[Start INFORMATION SHOWN]

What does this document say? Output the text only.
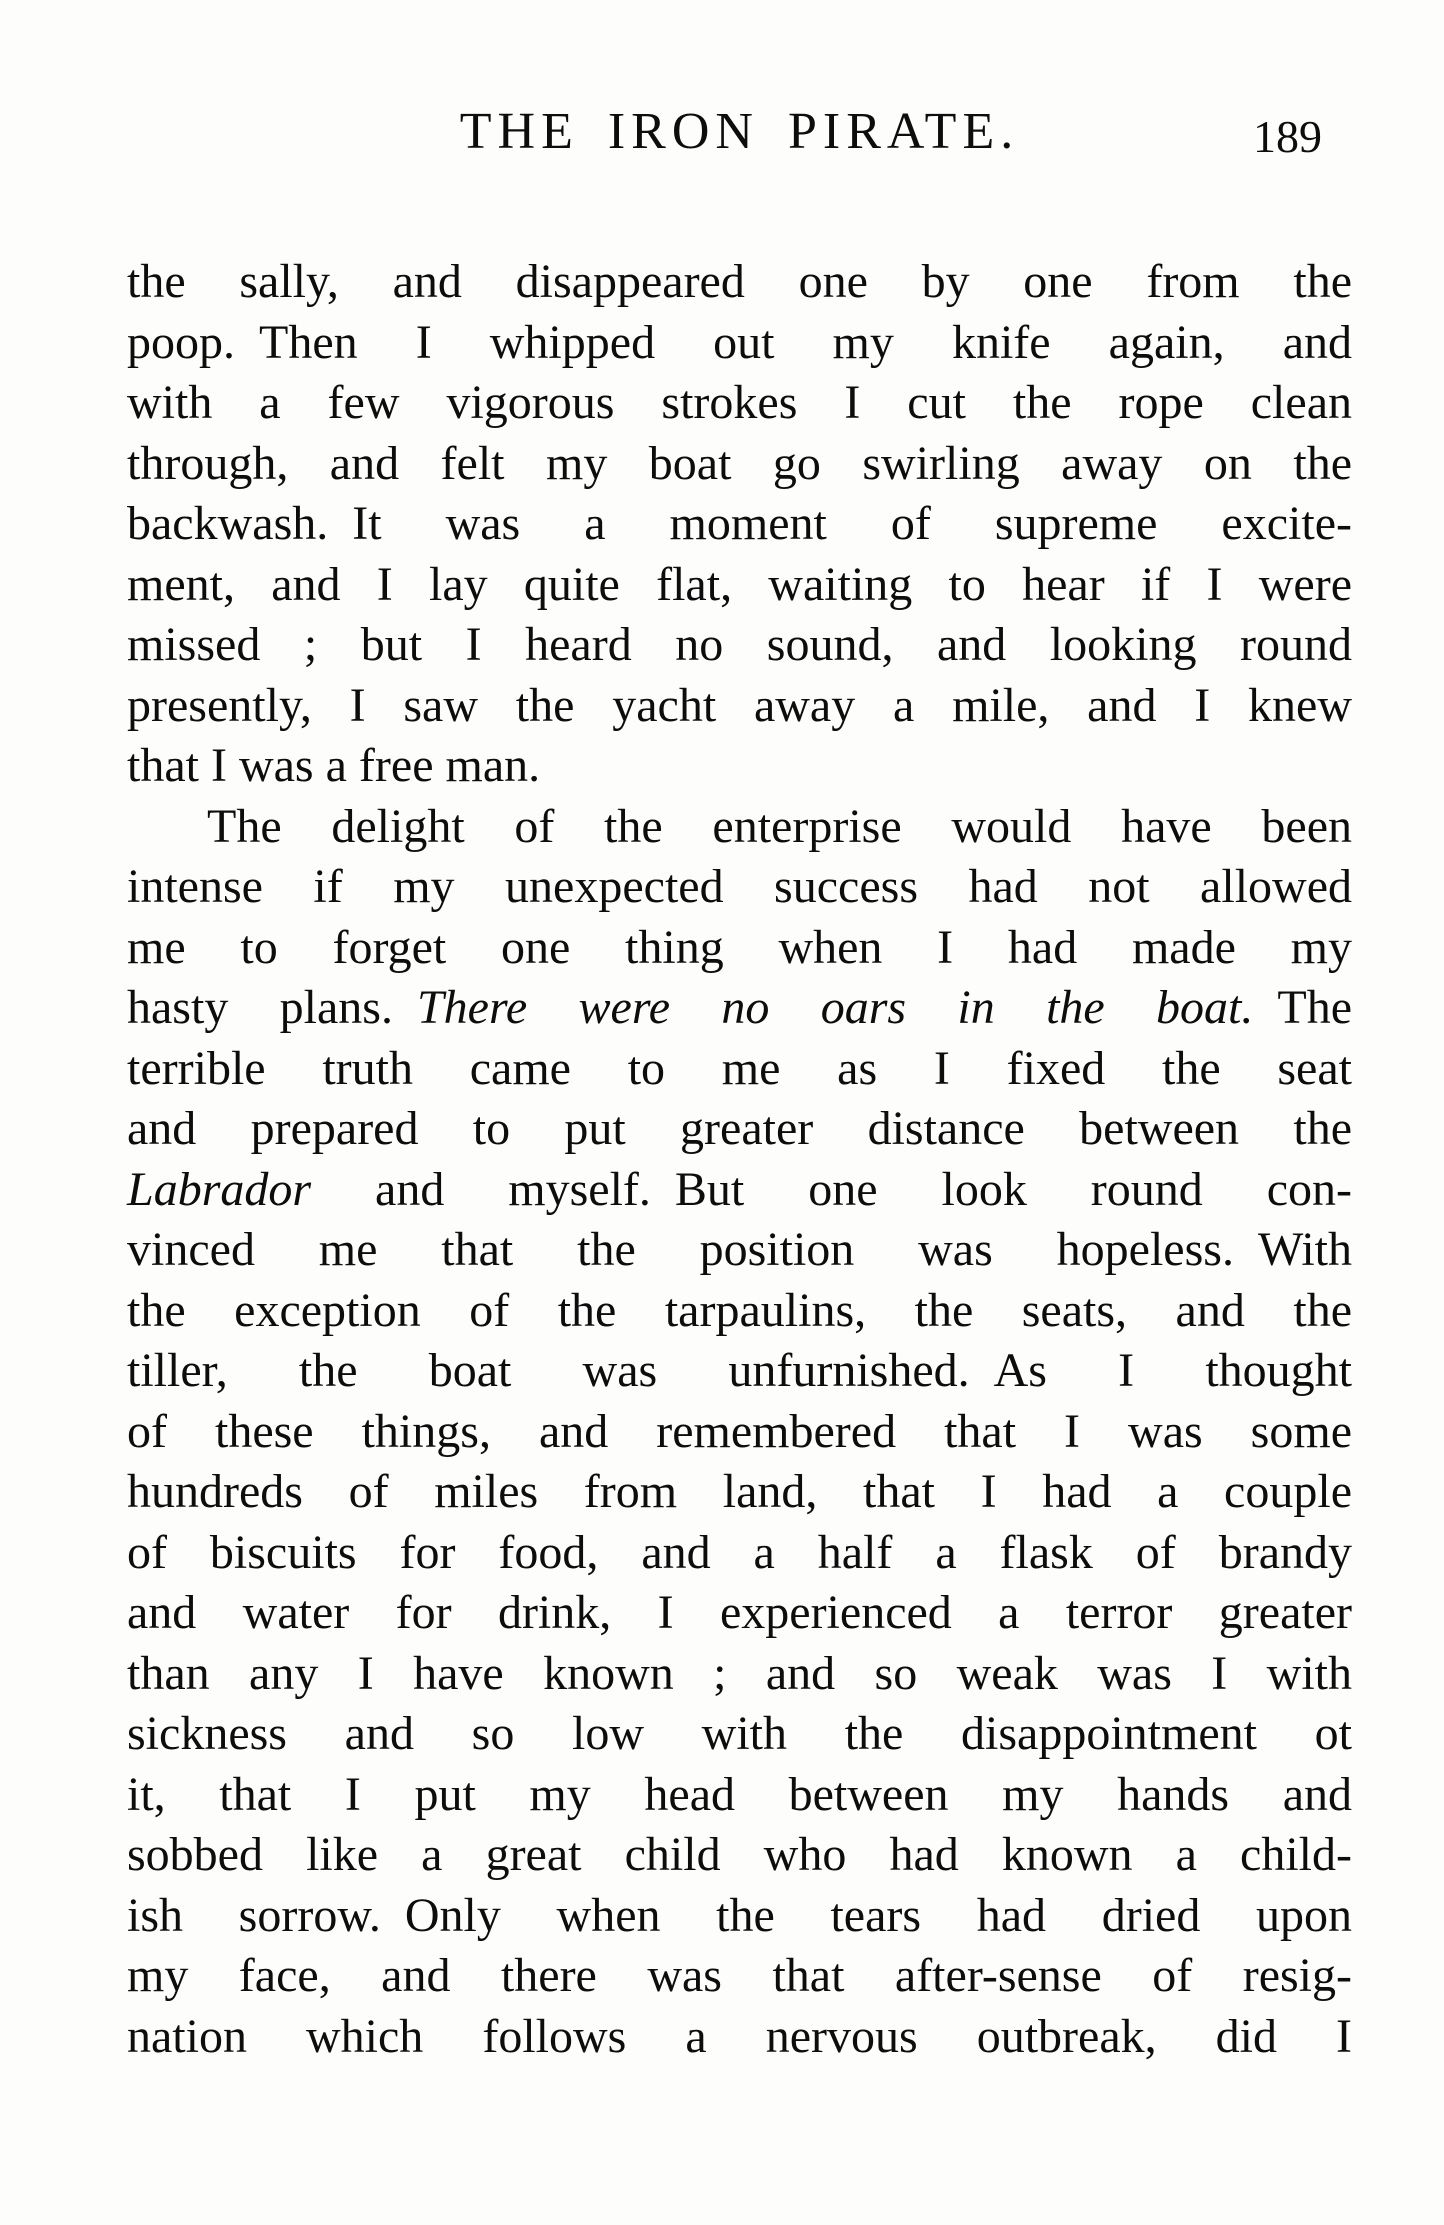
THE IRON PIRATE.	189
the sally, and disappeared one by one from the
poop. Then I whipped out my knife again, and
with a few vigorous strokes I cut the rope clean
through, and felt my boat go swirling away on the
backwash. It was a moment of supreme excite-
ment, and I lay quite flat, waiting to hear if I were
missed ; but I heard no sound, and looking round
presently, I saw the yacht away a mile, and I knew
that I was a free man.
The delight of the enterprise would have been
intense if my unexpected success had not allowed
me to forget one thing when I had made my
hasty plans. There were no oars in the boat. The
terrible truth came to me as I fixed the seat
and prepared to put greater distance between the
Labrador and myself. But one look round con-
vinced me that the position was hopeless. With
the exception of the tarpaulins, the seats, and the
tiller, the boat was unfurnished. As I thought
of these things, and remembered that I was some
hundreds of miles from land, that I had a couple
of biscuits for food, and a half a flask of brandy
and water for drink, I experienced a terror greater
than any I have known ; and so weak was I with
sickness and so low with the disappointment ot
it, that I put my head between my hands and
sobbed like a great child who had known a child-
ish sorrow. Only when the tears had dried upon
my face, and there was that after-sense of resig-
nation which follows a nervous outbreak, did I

[End INFORMATION SHOWN]

> WRITTEN INSTRUCTION
Find the word "away" in the data and copy out each line where it turns up.

> OUTPUT FOR THIS TASK
through, and felt my boat go swirling away on the
presently, I saw the yacht away a mile, and I knew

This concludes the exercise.